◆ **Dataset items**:
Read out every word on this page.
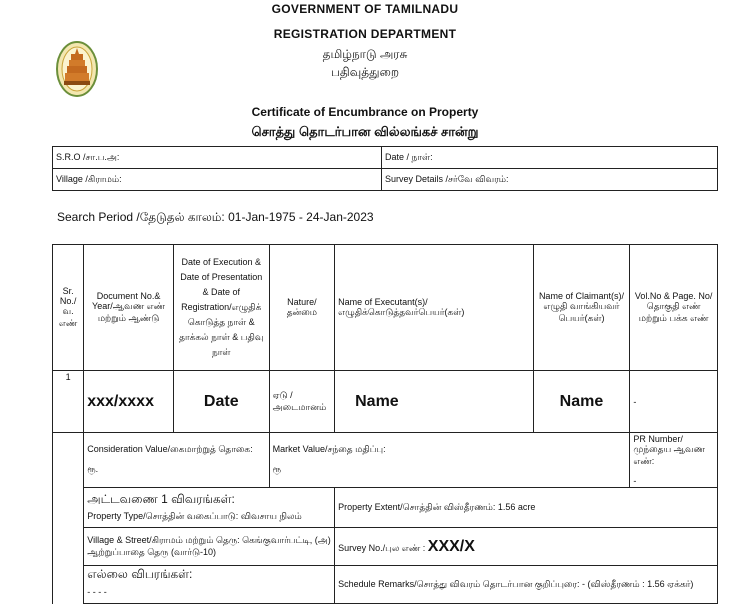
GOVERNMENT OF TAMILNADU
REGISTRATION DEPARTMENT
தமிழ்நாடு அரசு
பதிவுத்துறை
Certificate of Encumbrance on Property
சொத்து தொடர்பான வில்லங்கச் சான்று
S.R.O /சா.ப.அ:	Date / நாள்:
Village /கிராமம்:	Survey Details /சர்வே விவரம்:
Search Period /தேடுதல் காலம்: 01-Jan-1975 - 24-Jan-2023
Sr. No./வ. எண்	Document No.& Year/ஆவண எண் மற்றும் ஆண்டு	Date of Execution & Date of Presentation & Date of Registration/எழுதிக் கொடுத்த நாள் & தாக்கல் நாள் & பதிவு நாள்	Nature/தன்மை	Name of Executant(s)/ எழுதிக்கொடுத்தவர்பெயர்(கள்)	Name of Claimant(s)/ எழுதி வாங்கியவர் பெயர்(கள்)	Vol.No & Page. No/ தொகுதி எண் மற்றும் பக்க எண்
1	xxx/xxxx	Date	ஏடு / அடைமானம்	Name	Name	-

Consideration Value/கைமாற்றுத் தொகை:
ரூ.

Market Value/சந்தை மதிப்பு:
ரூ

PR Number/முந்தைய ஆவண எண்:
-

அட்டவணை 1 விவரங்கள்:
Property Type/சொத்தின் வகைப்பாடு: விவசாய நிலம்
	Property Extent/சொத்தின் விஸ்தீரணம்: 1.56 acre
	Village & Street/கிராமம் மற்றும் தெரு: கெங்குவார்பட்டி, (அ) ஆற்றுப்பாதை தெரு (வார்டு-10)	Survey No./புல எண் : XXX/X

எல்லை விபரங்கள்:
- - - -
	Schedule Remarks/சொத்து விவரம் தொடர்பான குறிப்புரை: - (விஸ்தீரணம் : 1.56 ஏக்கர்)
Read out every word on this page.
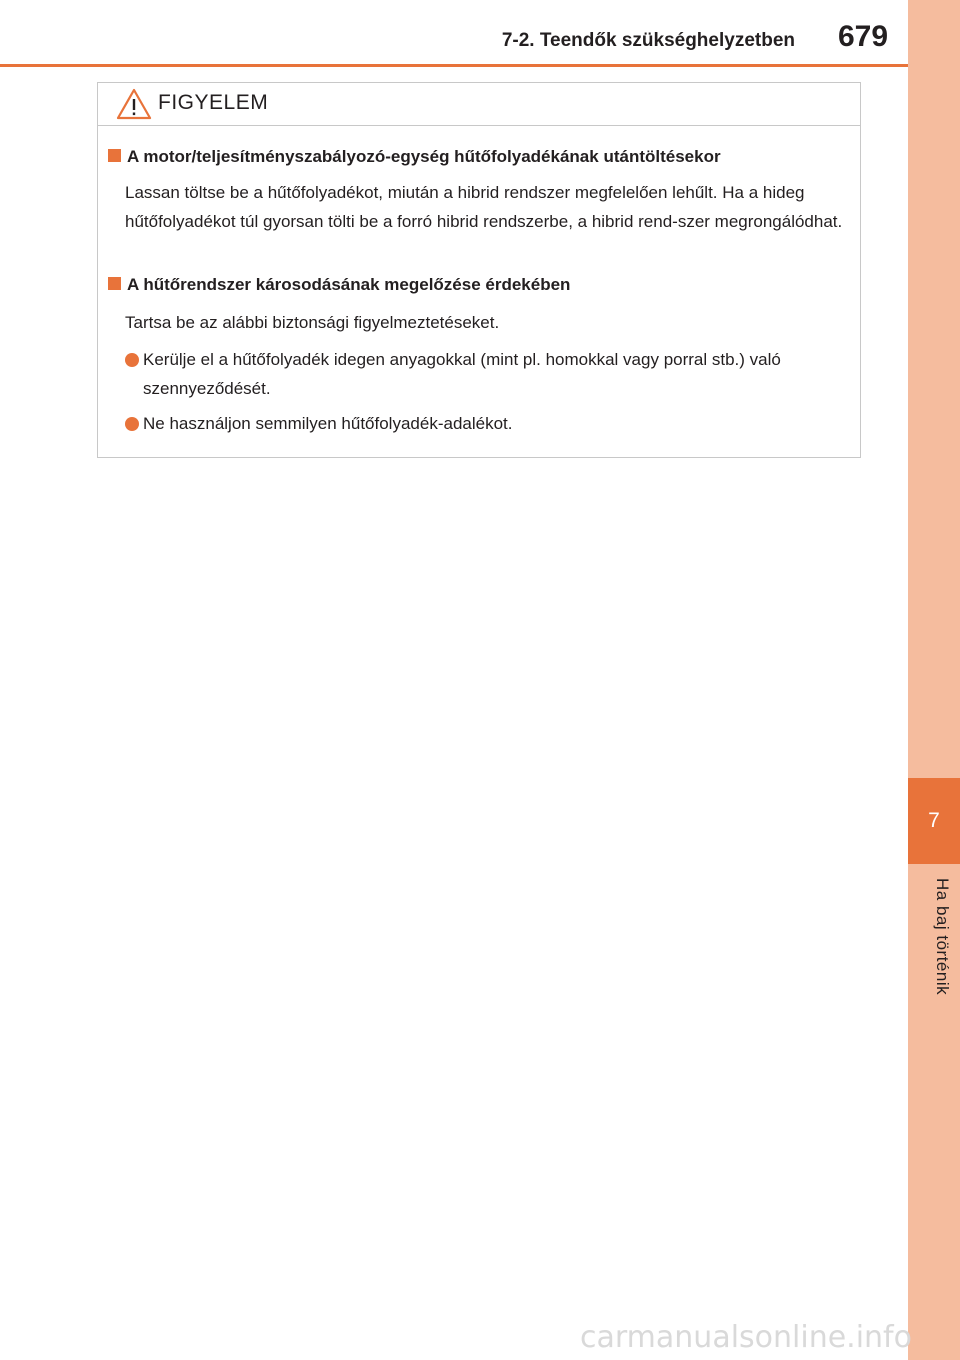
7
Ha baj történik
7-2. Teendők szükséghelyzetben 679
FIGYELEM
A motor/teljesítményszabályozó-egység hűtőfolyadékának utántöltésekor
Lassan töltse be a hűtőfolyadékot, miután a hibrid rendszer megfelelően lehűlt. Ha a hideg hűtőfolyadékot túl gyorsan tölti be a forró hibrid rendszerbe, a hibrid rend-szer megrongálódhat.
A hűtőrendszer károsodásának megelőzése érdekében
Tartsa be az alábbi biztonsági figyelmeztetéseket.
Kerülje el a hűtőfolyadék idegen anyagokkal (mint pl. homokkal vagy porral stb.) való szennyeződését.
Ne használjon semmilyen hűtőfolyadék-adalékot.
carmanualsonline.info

◆ **REQUIRED WORK**: Within the material above, find the lines that contain the word "Property"; copy them.

◆ **CORRECT ANSWER**:
Certificate of Encumbrance on Property
Property Type/சொத்தின் வகைப்பாடு: விவசாய நிலம்
	Property Extent/சொத்தின் விஸ்தீரணம்: 1.56 acre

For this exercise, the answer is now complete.